- _Challenge_
Identify each line below containing the string "implications" and copy it.

- _Information shown_
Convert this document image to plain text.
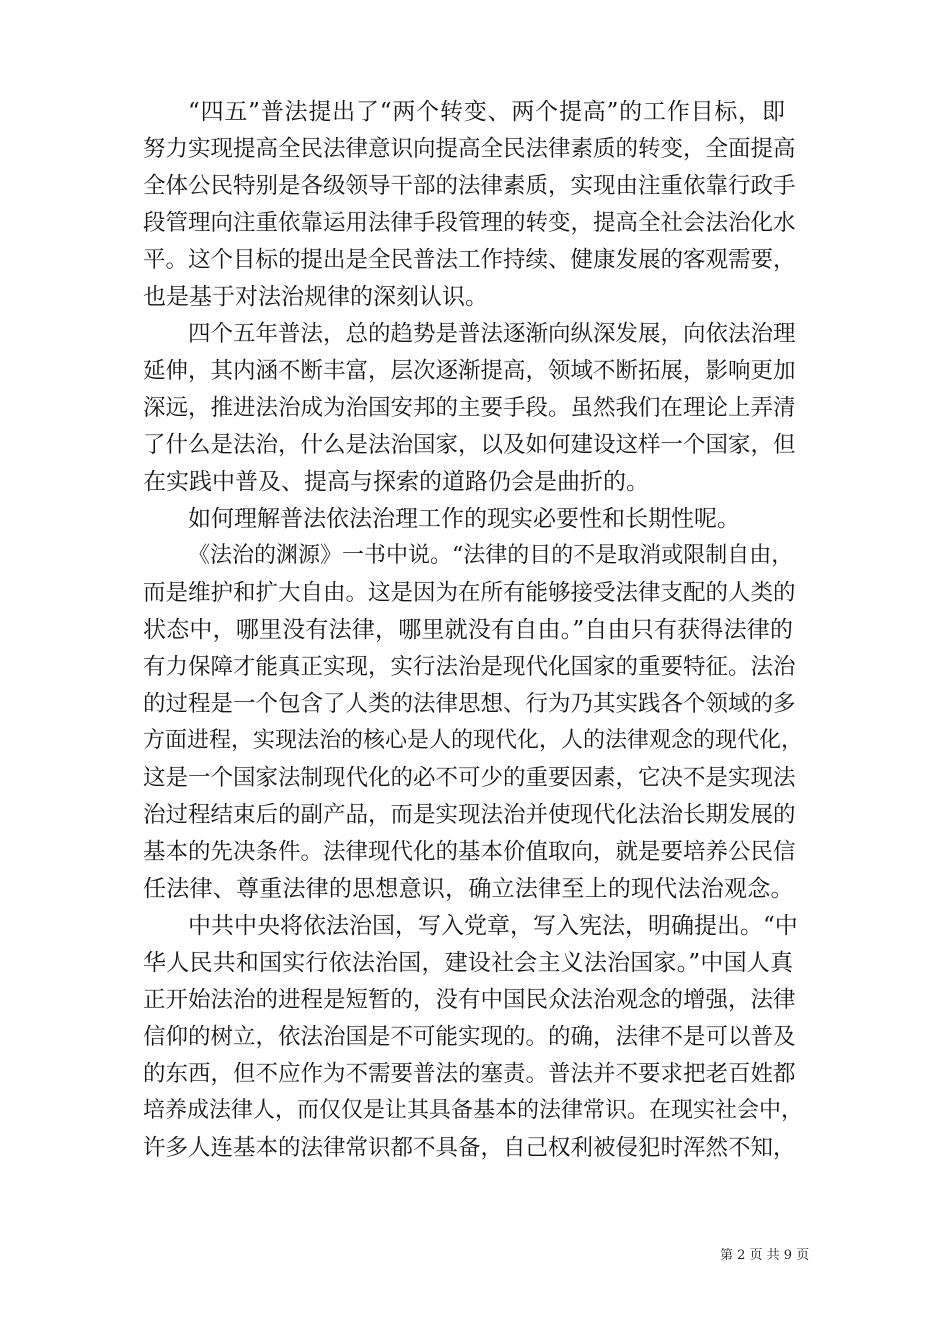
“四五”普法提出了“两个转变、两个提高”的工作目标，即
努力实现提高全民法律意识向提高全民法律素质的转变，全面提高
全体公民特别是各级领导干部的法律素质，实现由注重依靠行政手
段管理向注重依靠运用法律手段管理的转变，提高全社会法治化水
平。这个目标的提出是全民普法工作持续、健康发展的客观需要，
也是基于对法治规律的深刻认识。
四个五年普法，总的趋势是普法逐渐向纵深发展，向依法治理
延伸，其内涵不断丰富，层次逐渐提高，领域不断拓展，影响更加
深远，推进法治成为治国安邦的主要手段。虽然我们在理论上弄清
了什么是法治，什么是法治国家，以及如何建设这样一个国家，但
在实践中普及、提高与探索的道路仍会是曲折的。
如何理解普法依法治理工作的现实必要性和长期性呢。
《法治的渊源》一书中说。“法律的目的不是取消或限制自由，
而是维护和扩大自由。这是因为在所有能够接受法律支配的人类的
状态中，哪里没有法律，哪里就没有自由。”自由只有获得法律的
有力保障才能真正实现，实行法治是现代化国家的重要特征。法治
的过程是一个包含了人类的法律思想、行为乃其实践各个领域的多
方面进程，实现法治的核心是人的现代化，人的法律观念的现代化，
这是一个国家法制现代化的必不可少的重要因素，它决不是实现法
治过程结束后的副产品，而是实现法治并使现代化法治长期发展的
基本的先决条件。法律现代化的基本价值取向，就是要培养公民信
任法律、尊重法律的思想意识，确立法律至上的现代法治观念。
中共中央将依法治国，写入党章，写入宪法，明确提出。“中
华人民共和国实行依法治国，建设社会主义法治国家。”中国人真
正开始法治的进程是短暂的，没有中国民众法治观念的增强，法律
信仰的树立，依法治国是不可能实现的。的确，法律不是可以普及
的东西，但不应作为不需要普法的塞责。普法并不要求把老百姓都
培养成法律人，而仅仅是让其具备基本的法律常识。在现实社会中，
许多人连基本的法律常识都不具备，自己权利被侵犯时浑然不知，
第 2 页 共 9 页
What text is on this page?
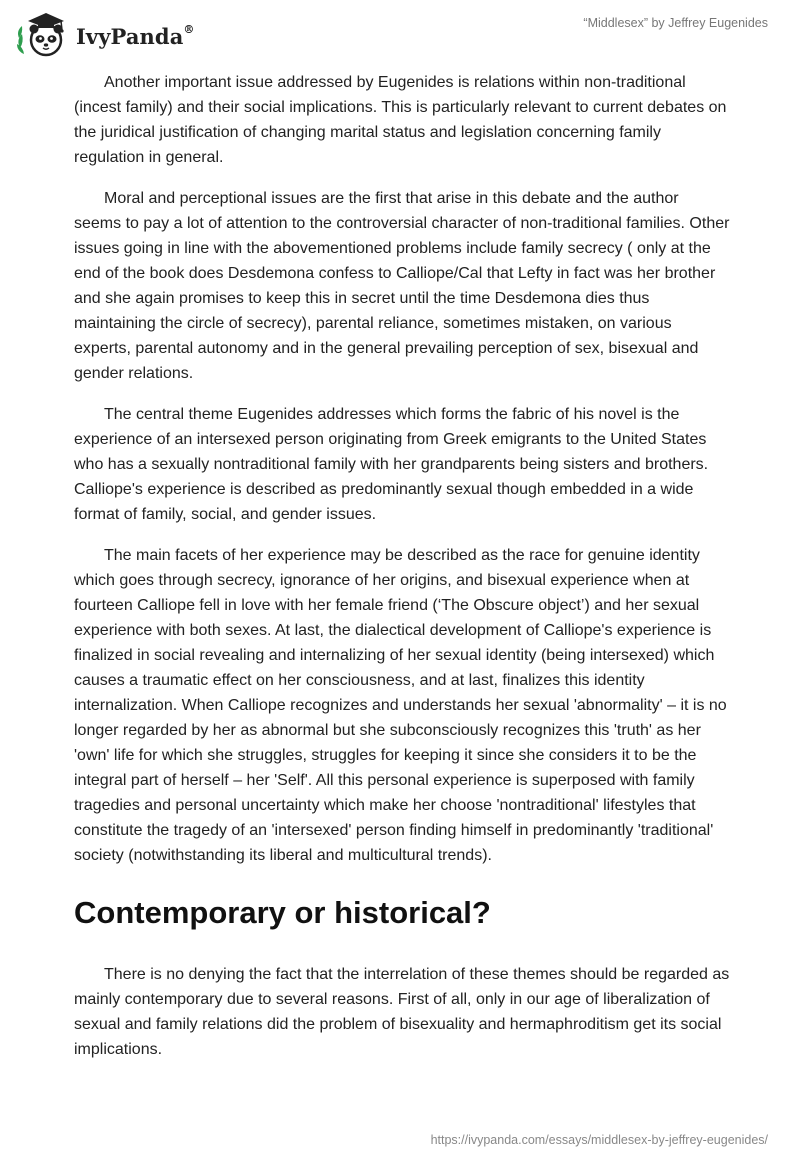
IvyPanda®	“Middlesex” by Jeffrey Eugenides

Another important issue addressed by Eugenides is relations within non-traditional (incest family) and their social implications. This is particularly relevant to current debates on the juridical justification of changing marital status and legislation concerning family regulation in general.

Moral and perceptional issues are the first that arise in this debate and the author seems to pay a lot of attention to the controversial character of non-traditional families. Other issues going in line with the abovementioned problems include family secrecy ( only at the end of the book does Desdemona confess to Calliope/Cal that Lefty in fact was her brother and she again promises to keep this in secret until the time Desdemona dies thus maintaining the circle of secrecy), parental reliance, sometimes mistaken, on various experts, parental autonomy and in the general prevailing perception of sex, bisexual and gender relations.

The central theme Eugenides addresses which forms the fabric of his novel is the experience of an intersexed person originating from Greek emigrants to the United States who has a sexually nontraditional family with her grandparents being sisters and brothers. Calliope's experience is described as predominantly sexual though embedded in a wide format of family, social, and gender issues.

The main facets of her experience may be described as the race for genuine identity which goes through secrecy, ignorance of her origins, and bisexual experience when at fourteen Calliope fell in love with her female friend (‘The Obscure object’) and her sexual experience with both sexes. At last, the dialectical development of Calliope's experience is finalized in social revealing and internalizing of her sexual identity (being intersexed) which causes a traumatic effect on her consciousness, and at last, finalizes this identity internalization. When Calliope recognizes and understands her sexual 'abnormality' – it is no longer regarded by her as abnormal but she subconsciously recognizes this 'truth' as her 'own' life for which she struggles, struggles for keeping it since she considers it to be the integral part of herself – her 'Self'. All this personal experience is superposed with family tragedies and personal uncertainty which make her choose 'nontraditional' lifestyles that constitute the tragedy of an 'intersexed' person finding himself in predominantly 'traditional' society (notwithstanding its liberal and multicultural trends).

Contemporary or historical?

There is no denying the fact that the interrelation of these themes should be regarded as mainly contemporary due to several reasons. First of all, only in our age of liberalization of sexual and family relations did the problem of bisexuality and hermaphroditism get its social implications.

https://ivypanda.com/essays/middlesex-by-jeffrey-eugenides/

- _Exercise solution_
Another important issue addressed by Eugenides is relations within non-traditional (incest family) and their social implications. This is particularly relevant to current debates on the juridical justification of changing marital status and legislation concerning family regulation in general.
There is no denying the fact that the interrelation of these themes should be regarded as mainly contemporary due to several reasons. First of all, only in our age of liberalization of sexual and family relations did the problem of bisexuality and hermaphroditism get its social implications.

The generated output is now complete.